[EXERCISE GOAL] Search the entries below. Return every line that has "Accessories" in it.

(Extracts from a graphics dataset)
* BEGIN *
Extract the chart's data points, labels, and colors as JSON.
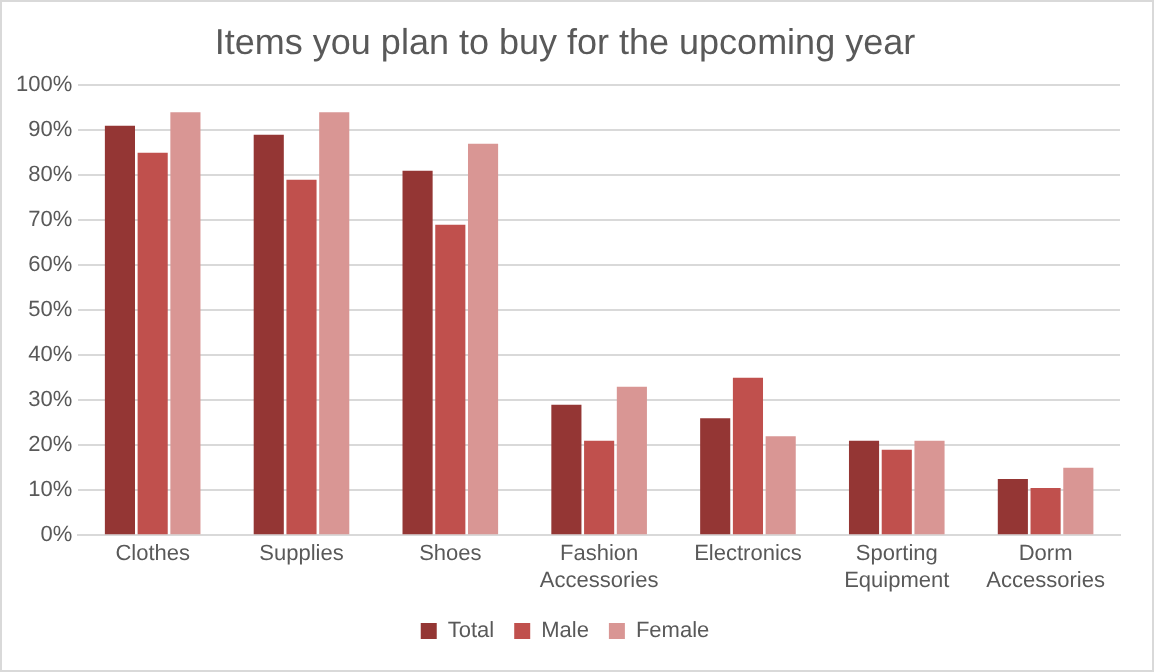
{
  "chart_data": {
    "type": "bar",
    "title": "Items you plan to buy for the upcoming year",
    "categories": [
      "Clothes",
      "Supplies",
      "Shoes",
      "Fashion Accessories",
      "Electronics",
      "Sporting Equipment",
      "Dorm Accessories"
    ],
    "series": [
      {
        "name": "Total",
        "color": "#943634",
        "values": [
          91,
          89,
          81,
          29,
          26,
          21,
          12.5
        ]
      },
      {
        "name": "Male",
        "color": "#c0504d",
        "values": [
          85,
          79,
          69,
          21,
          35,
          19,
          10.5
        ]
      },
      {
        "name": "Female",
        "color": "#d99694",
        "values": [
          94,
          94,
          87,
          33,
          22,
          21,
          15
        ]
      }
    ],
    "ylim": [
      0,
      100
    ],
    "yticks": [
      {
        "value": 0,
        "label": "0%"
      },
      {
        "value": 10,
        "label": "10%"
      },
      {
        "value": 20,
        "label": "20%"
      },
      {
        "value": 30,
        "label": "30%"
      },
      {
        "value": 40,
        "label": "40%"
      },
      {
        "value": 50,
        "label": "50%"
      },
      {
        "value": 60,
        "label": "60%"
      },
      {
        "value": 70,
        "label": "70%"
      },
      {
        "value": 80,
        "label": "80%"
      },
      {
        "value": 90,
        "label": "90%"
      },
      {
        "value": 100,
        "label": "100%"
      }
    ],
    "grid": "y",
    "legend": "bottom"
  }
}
* END *
[EXERCISE OUTPUT]
      "Fashion Accessories",
      "Dorm Accessories"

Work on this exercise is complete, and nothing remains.